**SET TASK**. List each line in which the string "North" appears.

**MATERIAL FOR THE TASK**.
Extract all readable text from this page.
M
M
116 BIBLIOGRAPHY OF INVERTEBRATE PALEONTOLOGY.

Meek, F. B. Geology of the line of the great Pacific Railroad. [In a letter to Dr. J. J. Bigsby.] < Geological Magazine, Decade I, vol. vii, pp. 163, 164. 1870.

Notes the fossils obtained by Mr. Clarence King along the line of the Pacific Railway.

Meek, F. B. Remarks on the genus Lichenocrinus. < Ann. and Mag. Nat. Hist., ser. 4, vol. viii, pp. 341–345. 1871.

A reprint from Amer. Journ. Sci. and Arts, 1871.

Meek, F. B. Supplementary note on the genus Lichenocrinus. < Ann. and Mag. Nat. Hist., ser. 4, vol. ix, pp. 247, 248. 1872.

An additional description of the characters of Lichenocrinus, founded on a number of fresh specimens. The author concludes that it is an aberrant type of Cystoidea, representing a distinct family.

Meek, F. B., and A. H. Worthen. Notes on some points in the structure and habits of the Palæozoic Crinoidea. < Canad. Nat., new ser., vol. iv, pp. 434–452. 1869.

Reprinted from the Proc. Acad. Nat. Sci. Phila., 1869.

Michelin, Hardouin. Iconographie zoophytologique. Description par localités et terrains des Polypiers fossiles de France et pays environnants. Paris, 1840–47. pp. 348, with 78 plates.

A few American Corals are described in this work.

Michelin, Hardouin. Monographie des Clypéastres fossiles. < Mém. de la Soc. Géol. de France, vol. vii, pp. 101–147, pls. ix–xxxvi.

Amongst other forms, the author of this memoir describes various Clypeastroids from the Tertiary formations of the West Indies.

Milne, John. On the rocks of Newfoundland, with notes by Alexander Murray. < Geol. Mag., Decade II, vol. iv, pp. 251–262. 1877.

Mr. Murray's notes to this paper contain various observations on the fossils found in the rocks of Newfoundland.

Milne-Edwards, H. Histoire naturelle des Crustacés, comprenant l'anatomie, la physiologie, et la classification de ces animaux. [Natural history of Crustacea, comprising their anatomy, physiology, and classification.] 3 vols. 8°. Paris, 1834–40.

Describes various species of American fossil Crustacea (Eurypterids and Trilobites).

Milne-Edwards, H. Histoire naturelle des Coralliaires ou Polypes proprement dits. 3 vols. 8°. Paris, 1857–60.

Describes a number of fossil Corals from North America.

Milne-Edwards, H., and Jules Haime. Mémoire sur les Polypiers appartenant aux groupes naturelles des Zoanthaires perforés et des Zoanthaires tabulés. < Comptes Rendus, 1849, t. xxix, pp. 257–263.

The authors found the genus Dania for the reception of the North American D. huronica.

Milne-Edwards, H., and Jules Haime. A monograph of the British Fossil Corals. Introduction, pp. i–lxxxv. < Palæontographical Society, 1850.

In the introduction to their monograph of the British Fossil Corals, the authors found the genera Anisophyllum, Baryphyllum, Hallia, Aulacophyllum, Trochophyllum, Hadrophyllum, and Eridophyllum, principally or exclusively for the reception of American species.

**ANSWER FOR THIS EXERCISE**.
Describes a number of fossil Corals from North America.
The authors found the genus Dania for the reception of the North American D. huronica.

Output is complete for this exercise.